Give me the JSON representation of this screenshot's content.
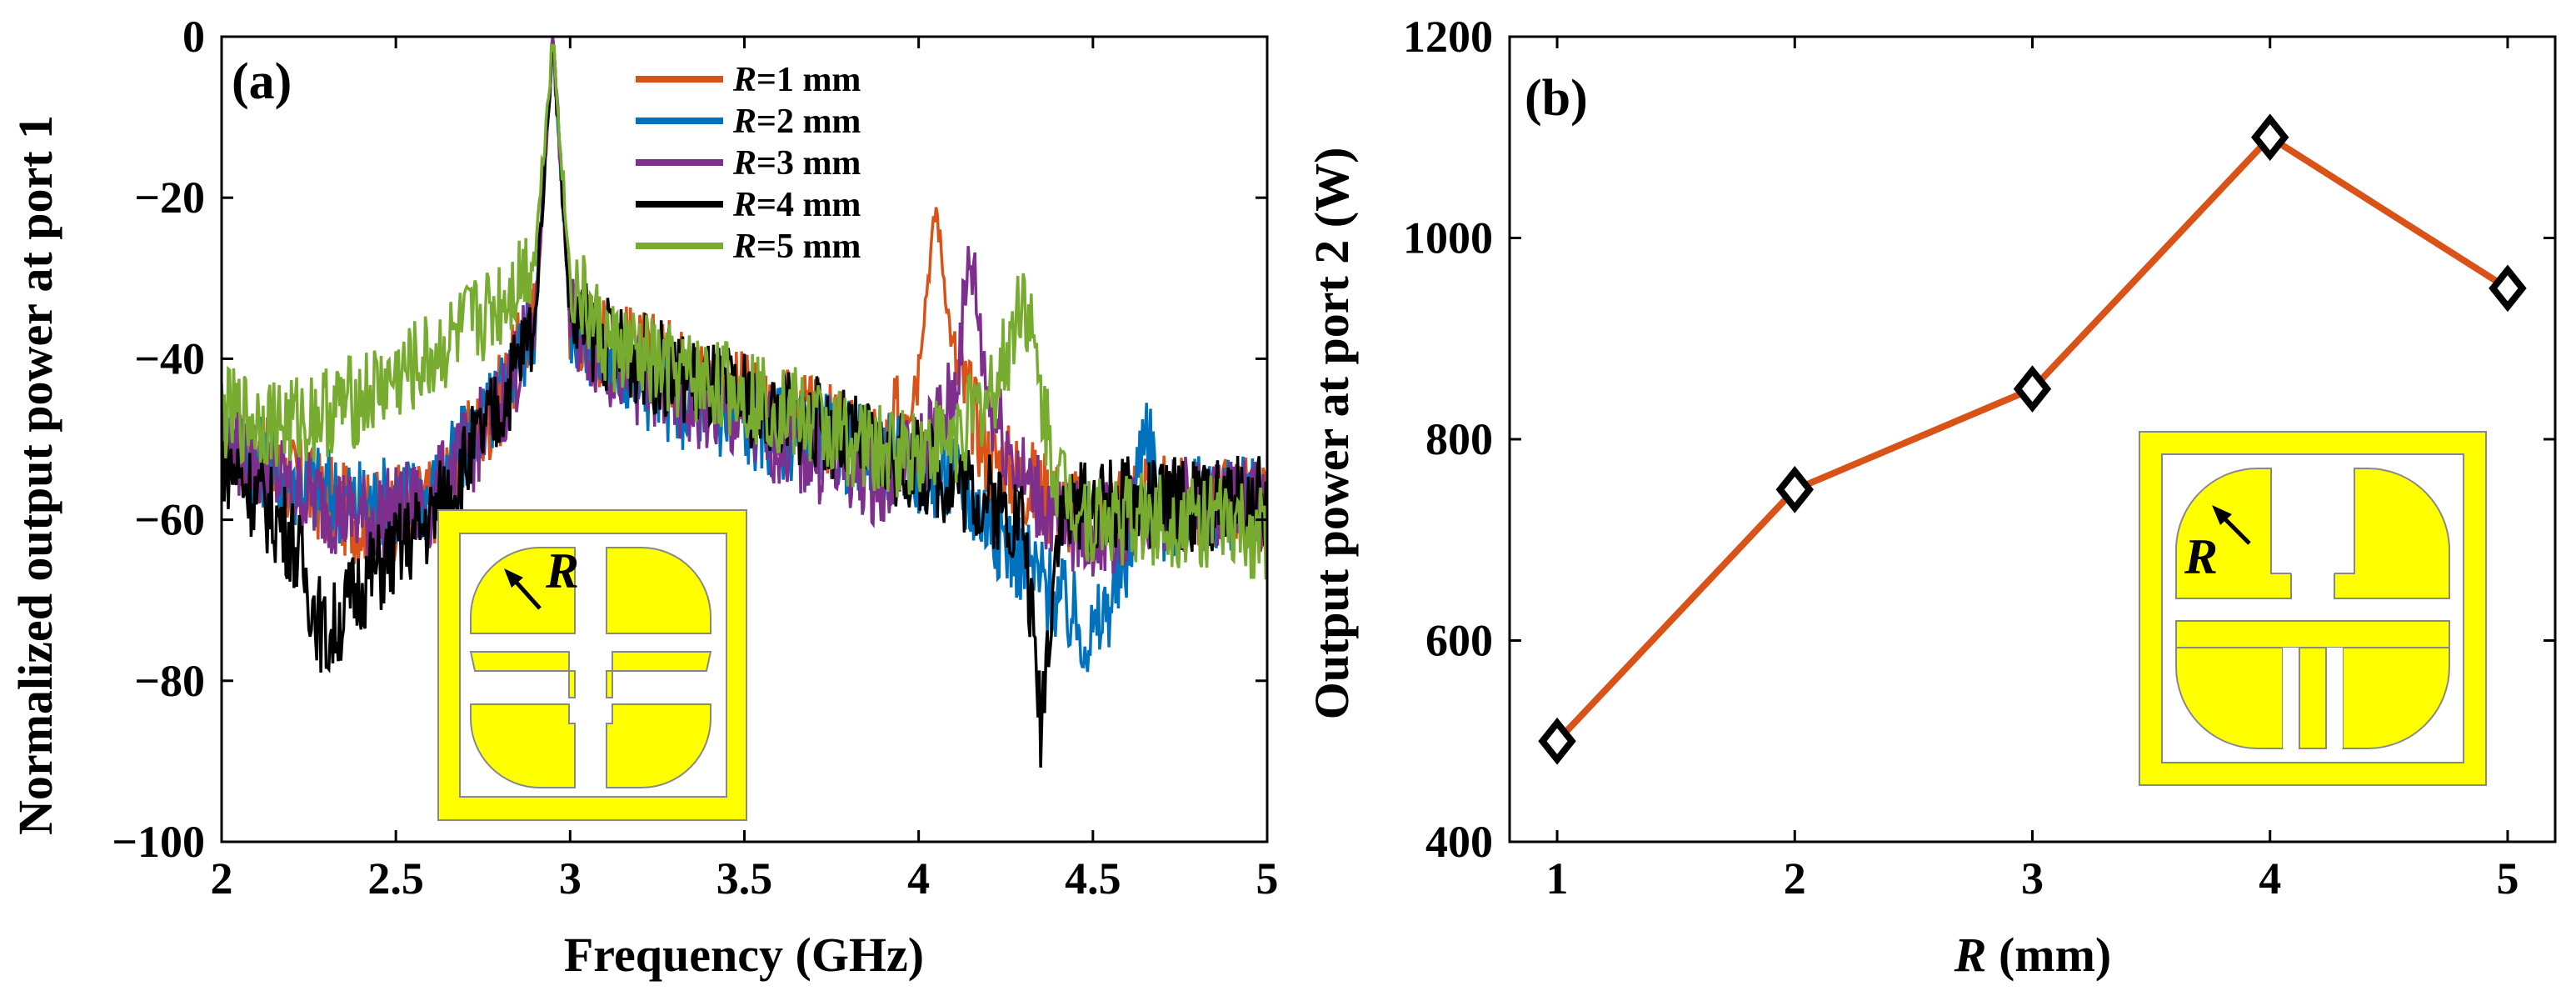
{
  "chart_data": [
    {
      "id": "a",
      "type": "line",
      "panel_label": "(a)",
      "title": "",
      "xlabel": "Frequency (GHz)",
      "ylabel": "Normalized output power at port 1",
      "xlim": [
        2,
        5
      ],
      "ylim": [
        -100,
        0
      ],
      "xticks": [
        "2",
        "2.5",
        "3",
        "3.5",
        "4",
        "4.5",
        "5"
      ],
      "yticks": [
        "0",
        "−20",
        "−40",
        "−60",
        "−80",
        "−100"
      ],
      "legend_position": "top-right",
      "legend_var": "R",
      "series": [
        {
          "name": "R=1 mm",
          "label_rest": "=1 mm",
          "color": "#D95319",
          "x": [
            2.0,
            2.2,
            2.4,
            2.6,
            2.8,
            2.9,
            2.95,
            3.0,
            3.1,
            3.3,
            3.5,
            3.7,
            3.9,
            4.0,
            4.05,
            4.1,
            4.2,
            4.3,
            4.4,
            4.5,
            4.6,
            4.8,
            5.0
          ],
          "y": [
            -50,
            -55,
            -60,
            -58,
            -45,
            -35,
            0,
            -35,
            -38,
            -41,
            -45,
            -48,
            -52,
            -40,
            -21,
            -40,
            -52,
            -55,
            -58,
            -60,
            -58,
            -58,
            -58
          ]
        },
        {
          "name": "R=2 mm",
          "label_rest": "=2 mm",
          "color": "#0072BD",
          "x": [
            2.0,
            2.2,
            2.4,
            2.6,
            2.8,
            2.9,
            2.95,
            3.0,
            3.1,
            3.3,
            3.5,
            3.7,
            3.9,
            4.1,
            4.2,
            4.3,
            4.4,
            4.5,
            4.6,
            4.65,
            4.7,
            4.8,
            5.0
          ],
          "y": [
            -50,
            -55,
            -58,
            -57,
            -45,
            -35,
            0,
            -35,
            -40,
            -45,
            -48,
            -50,
            -52,
            -55,
            -60,
            -65,
            -70,
            -75,
            -65,
            -46,
            -60,
            -58,
            -58
          ]
        },
        {
          "name": "R=3 mm",
          "label_rest": "=3 mm",
          "color": "#7E2F8E",
          "x": [
            2.0,
            2.2,
            2.4,
            2.6,
            2.8,
            2.9,
            2.95,
            3.0,
            3.1,
            3.3,
            3.5,
            3.7,
            3.9,
            4.0,
            4.1,
            4.15,
            4.2,
            4.3,
            4.4,
            4.5,
            4.7,
            5.0
          ],
          "y": [
            -50,
            -56,
            -60,
            -58,
            -46,
            -35,
            0,
            -35,
            -40,
            -45,
            -48,
            -52,
            -55,
            -52,
            -45,
            -27,
            -45,
            -55,
            -60,
            -62,
            -58,
            -58
          ]
        },
        {
          "name": "R=4 mm",
          "label_rest": "=4 mm",
          "color": "#000000",
          "x": [
            2.0,
            2.2,
            2.3,
            2.4,
            2.6,
            2.8,
            2.9,
            2.95,
            3.0,
            3.1,
            3.3,
            3.5,
            3.7,
            3.9,
            4.1,
            4.3,
            4.35,
            4.4,
            4.5,
            4.6,
            4.8,
            5.0
          ],
          "y": [
            -52,
            -62,
            -75,
            -68,
            -60,
            -46,
            -35,
            0,
            -35,
            -38,
            -42,
            -45,
            -48,
            -52,
            -55,
            -60,
            -85,
            -60,
            -58,
            -58,
            -58,
            -58
          ]
        },
        {
          "name": "R=5 mm",
          "label_rest": "=5 mm",
          "color": "#77AC30",
          "x": [
            2.0,
            2.2,
            2.4,
            2.6,
            2.8,
            2.9,
            2.95,
            3.0,
            3.1,
            3.3,
            3.5,
            3.7,
            3.9,
            4.1,
            4.2,
            4.25,
            4.3,
            4.35,
            4.4,
            4.5,
            4.6,
            4.8,
            5.0
          ],
          "y": [
            -47,
            -48,
            -45,
            -40,
            -33,
            -27,
            0,
            -30,
            -38,
            -42,
            -44,
            -48,
            -52,
            -50,
            -45,
            -40,
            -31,
            -45,
            -55,
            -60,
            -60,
            -60,
            -62
          ]
        }
      ],
      "inset_label": "R"
    },
    {
      "id": "b",
      "type": "line",
      "panel_label": "(b)",
      "title": "",
      "xlabel_var": "R",
      "xlabel_rest": " (mm)",
      "xlabel": "R (mm)",
      "ylabel": "Output power at port 2 (W)",
      "xlim": [
        0.8,
        5.2
      ],
      "ylim": [
        400,
        1200
      ],
      "xticks": [
        "1",
        "2",
        "3",
        "4",
        "5"
      ],
      "yticks": [
        "400",
        "600",
        "800",
        "1000",
        "1200"
      ],
      "series": [
        {
          "name": "Output power",
          "color": "#D95319",
          "marker": "diamond",
          "x": [
            1,
            2,
            3,
            4,
            5
          ],
          "y": [
            500,
            750,
            850,
            1100,
            950
          ]
        }
      ],
      "inset_label": "R"
    }
  ],
  "colors": {
    "inset_fill": "#FFFF00",
    "inset_stroke": "#888888",
    "axis": "#000000"
  }
}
################
▶ **Task brief**
Go through the entries above and pull out each line with "power" in it.

▶ **Exercise result**
      "ylabel": "Normalized output power at port 1",
      "ylabel": "Output power at port 2 (W)",
          "name": "Output power",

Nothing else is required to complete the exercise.